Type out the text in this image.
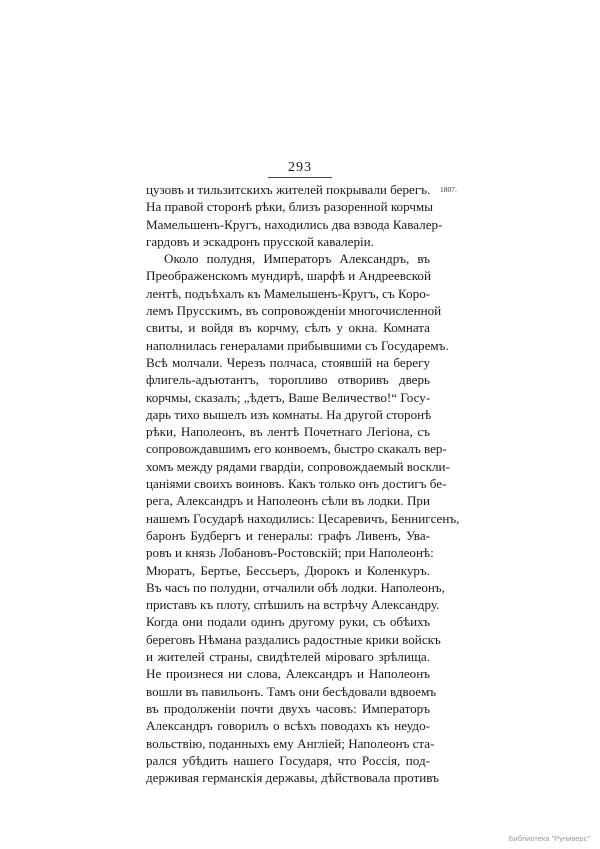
293
1807.
цузовъ и тильзитскихъ жителей покрывали берегъ.
На правой сторонѣ рѣки, близъ разоренной корчмы
Мамельшенъ-Кругъ, находились два взвода Кавалер-
гардовъ и эскадронъ прусской кавалеріи.
Около полудня, Императоръ Александръ, въ
Преображенскомъ мундирѣ, шарфѣ и Андреевской
лентѣ, подъѣхалъ къ Мамельшенъ-Кругъ, съ Коро-
лемъ Прусскимъ, въ сопровожденіи многочисленной
свиты, и войдя въ корчму, сѣлъ у окна. Комната
наполнилась генералами прибывшими съ Государемъ.
Всѣ молчали. Черезъ полчаса, стоявшій на берегу
флигель-адъютантъ, торопливо отворивъ дверь
корчмы, сказалъ; „ѣдетъ, Ваше Величество!“ Госу-
дарь тихо вышелъ изъ комнаты. На другой сторонѣ
рѣки, Наполеонъ, въ лентѣ Почетнаго Легіона, съ
сопровождавшимъ его конвоемъ, быстро скакалъ вер-
хомъ между рядами гвардіи, сопровождаемый воскли-
цаніями своихъ воиновъ. Какъ только онъ достигъ бе-
рега, Александръ и Наполеонъ сѣли въ лодки. При
нашемъ Государѣ находились: Цесаревичъ, Беннигсенъ,
баронъ Будбергъ и генералы: графъ Ливенъ, Ува-
ровъ и князь Лобановъ-Ростовскій; при Наполеонѣ:
Мюратъ, Бертье, Бессьеръ, Дюрокъ и Коленкуръ.
Въ часъ по полудни, отчалили обѣ лодки. Наполеонъ,
приставъ къ плоту, спѣшилъ на встрѣчу Александру.
Когда они подали одинъ другому руки, съ обѣихъ
береговъ Нѣмана раздались радостные крики войскъ
и жителей страны, свидѣтелей міроваго зрѣлища.
Не произнеся ни слова, Александръ и Наполеонъ
вошли въ павильонъ. Тамъ они бесѣдовали вдвоемъ
въ продолженіи почти двухъ часовъ: Императоръ
Александръ говорилъ о всѣхъ поводахъ къ неудо-
вольствію, поданныхъ ему Англіей; Наполеонъ ста-
рался убѣдить нашего Государя, что Россія, под-
держивая германскія державы, дѣйствовала противъ
Библиотека "Руниверс"
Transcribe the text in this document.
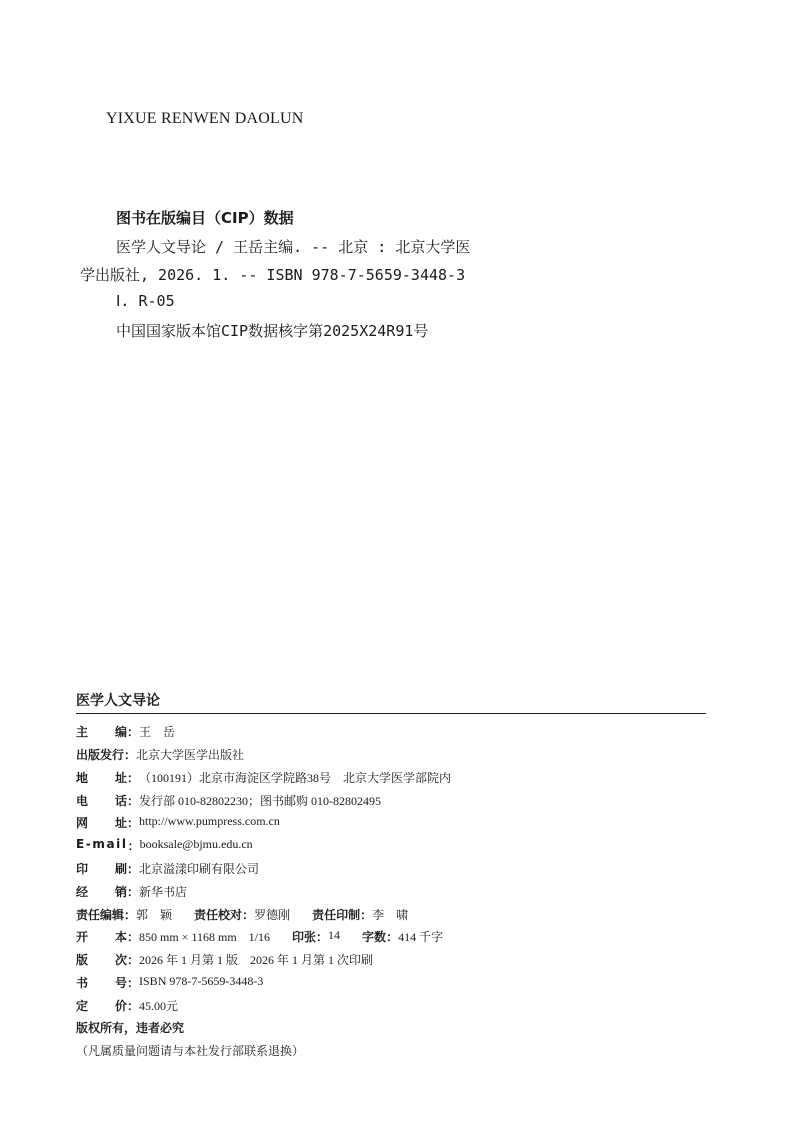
YIXUE RENWEN DAOLUN
图书在版编目（CIP）数据
医学人文导论 / 王岳主编. -- 北京 : 北京大学医
学出版社, 2026. 1. -- ISBN 978-7-5659-3448-3
Ⅰ. R-05
中国国家版本馆CIP数据核字第2025X24R91号
医学人文导论
主 编 ： 王　岳
出版发行 ： 北京大学医学出版社
地 址 ： （100191）北京市海淀区学院路38号　北京大学医学部院内
电 话 ： 发行部 010-82802230；图书邮购 010-82802495
网 址 ： http://www.pumpress.com.cn
E-mail ： booksale@bjmu.edu.cn
印 刷 ： 北京溢漾印刷有限公司
经 销 ： 新华书店
责任编辑 ： 郭　颖 责任校对 ： 罗德刚 责任印制 ： 李　啸
开 本 ： 850 mm × 1168 mm　1/16 印张 ： 14 字数 ： 414 千字
版 次 ： 2026 年 1 月第 1 版　2026 年 1 月第 1 次印刷
书 号 ： ISBN 978-7-5659-3448-3
定 价 ： 45.00元
版权所有，违者必究
（凡属质量问题请与本社发行部联系退换）
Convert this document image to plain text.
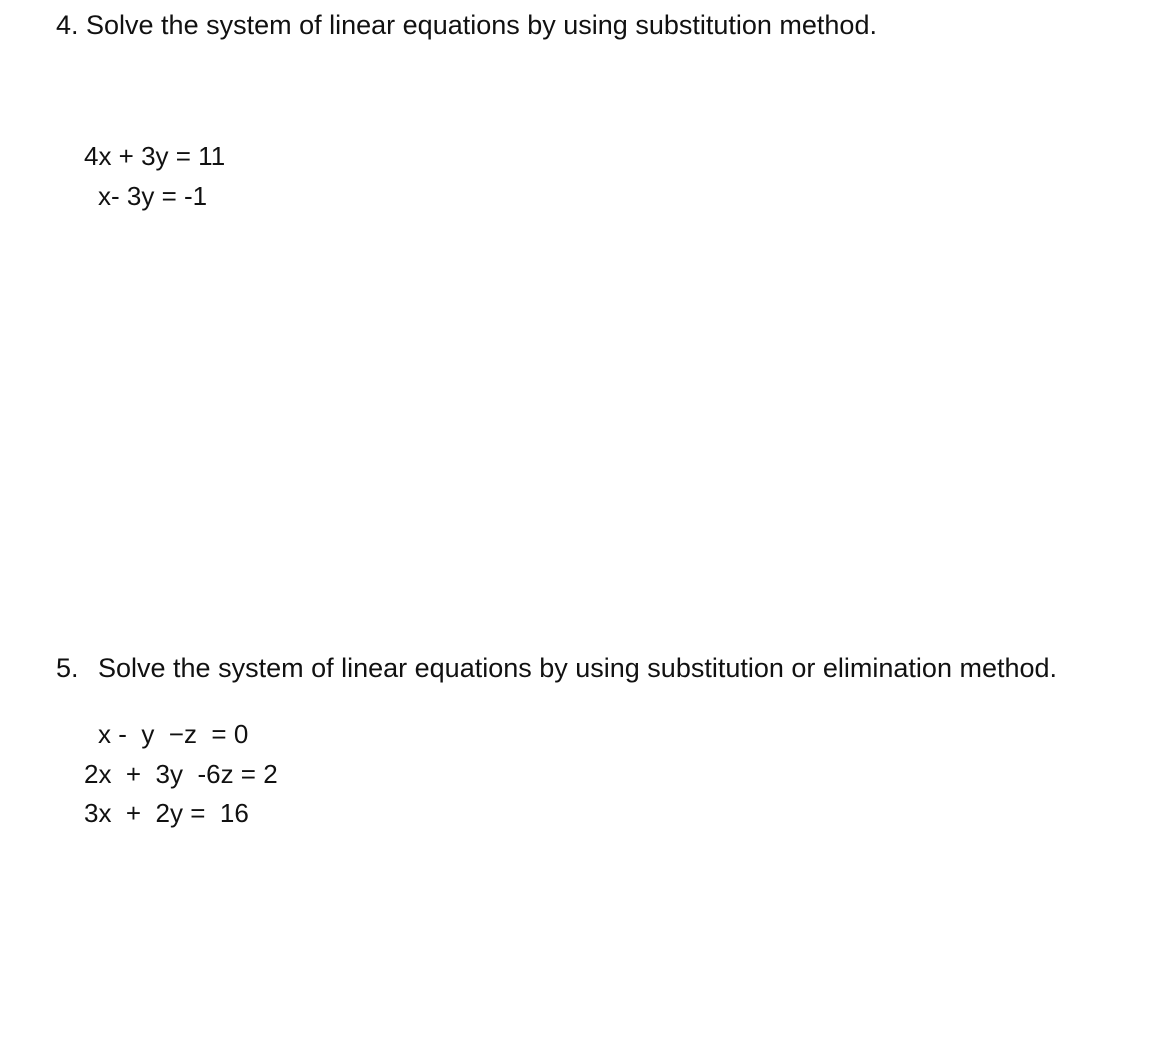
4. Solve the system of linear equations by using substitution method.
4x + 3y = 11
x- 3y = -1
5. Solve the system of linear equations by using substitution or elimination method.
x -  y  −z  = 0
2x  +  3y  -6z = 2
3x  +  2y =  16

---*---

Problem description.
Copy every record character for character. Skip the pictures.

The completed task.
Type out the text in this image.
293
1807.
цузовъ и тильзитскихъ жителей покрывали берегъ.
На правой сторонѣ рѣки, близъ разоренной корчмы
Мамельшенъ-Кругъ, находились два взвода Кавалер-
гардовъ и эскадронъ прусской кавалеріи.
Около полудня, Императоръ Александръ, въ
Преображенскомъ мундирѣ, шарфѣ и Андреевской
лентѣ, подъѣхалъ къ Мамельшенъ-Кругъ, съ Коро-
лемъ Прусскимъ, въ сопровожденіи многочисленной
свиты, и войдя въ корчму, сѣлъ у окна. Комната
наполнилась генералами прибывшими съ Государемъ.
Всѣ молчали. Черезъ полчаса, стоявшій на берегу
флигель-адъютантъ, торопливо отворивъ дверь
корчмы, сказалъ; „ѣдетъ, Ваше Величество!“ Госу-
дарь тихо вышелъ изъ комнаты. На другой сторонѣ
рѣки, Наполеонъ, въ лентѣ Почетнаго Легіона, съ
сопровождавшимъ его конвоемъ, быстро скакалъ вер-
хомъ между рядами гвардіи, сопровождаемый воскли-
цаніями своихъ воиновъ. Какъ только онъ достигъ бе-
рега, Александръ и Наполеонъ сѣли въ лодки. При
нашемъ Государѣ находились: Цесаревичъ, Беннигсенъ,
баронъ Будбергъ и генералы: графъ Ливенъ, Ува-
ровъ и князь Лобановъ-Ростовскій; при Наполеонѣ:
Мюратъ, Бертье, Бессьеръ, Дюрокъ и Коленкуръ.
Въ часъ по полудни, отчалили обѣ лодки. Наполеонъ,
приставъ къ плоту, спѣшилъ на встрѣчу Александру.
Когда они подали одинъ другому руки, съ обѣихъ
береговъ Нѣмана раздались радостные крики войскъ
и жителей страны, свидѣтелей міроваго зрѣлища.
Не произнеся ни слова, Александръ и Наполеонъ
вошли въ павильонъ. Тамъ они бесѣдовали вдвоемъ
въ продолженіи почти двухъ часовъ: Императоръ
Александръ говорилъ о всѣхъ поводахъ къ неудо-
вольствію, поданныхъ ему Англіей; Наполеонъ ста-
рался убѣдить нашего Государя, что Россія, под-
держивая германскія державы, дѣйствовала противъ
Библиотека "Руниверс"
Transcribe the text in this document.
YIXUE RENWEN DAOLUN
图书在版编目（CIP）数据
医学人文导论 / 王岳主编. -- 北京 : 北京大学医
学出版社, 2026. 1. -- ISBN 978-7-5659-3448-3
Ⅰ. R-05
中国国家版本馆CIP数据核字第2025X24R91号
医学人文导论
主 编 ： 王　岳
出版发行 ： 北京大学医学出版社
地 址 ： （100191）北京市海淀区学院路38号　北京大学医学部院内
电 话 ： 发行部 010-82802230；图书邮购 010-82802495
网 址 ： http://www.pumpress.com.cn
E-mail ： booksale@bjmu.edu.cn
印 刷 ： 北京溢漾印刷有限公司
经 销 ： 新华书店
责任编辑 ： 郭　颖 责任校对 ： 罗德刚 责任印制 ： 李　啸
开 本 ： 850 mm × 1168 mm　1/16 印张 ： 14 字数 ： 414 千字
版 次 ： 2026 年 1 月第 1 版　2026 年 1 月第 1 次印刷
书 号 ： ISBN 978-7-5659-3448-3
定 价 ： 45.00元
版权所有，违者必究
（凡属质量问题请与本社发行部联系退换）
Convert this document image to plain text.
4. Solve the system of linear equations by using substitution method.
4x + 3y = 11
x- 3y = -1
5. Solve the system of linear equations by using substitution or elimination method.
x -  y  −z  = 0
2x  +  3y  -6z = 2
3x  +  2y =  16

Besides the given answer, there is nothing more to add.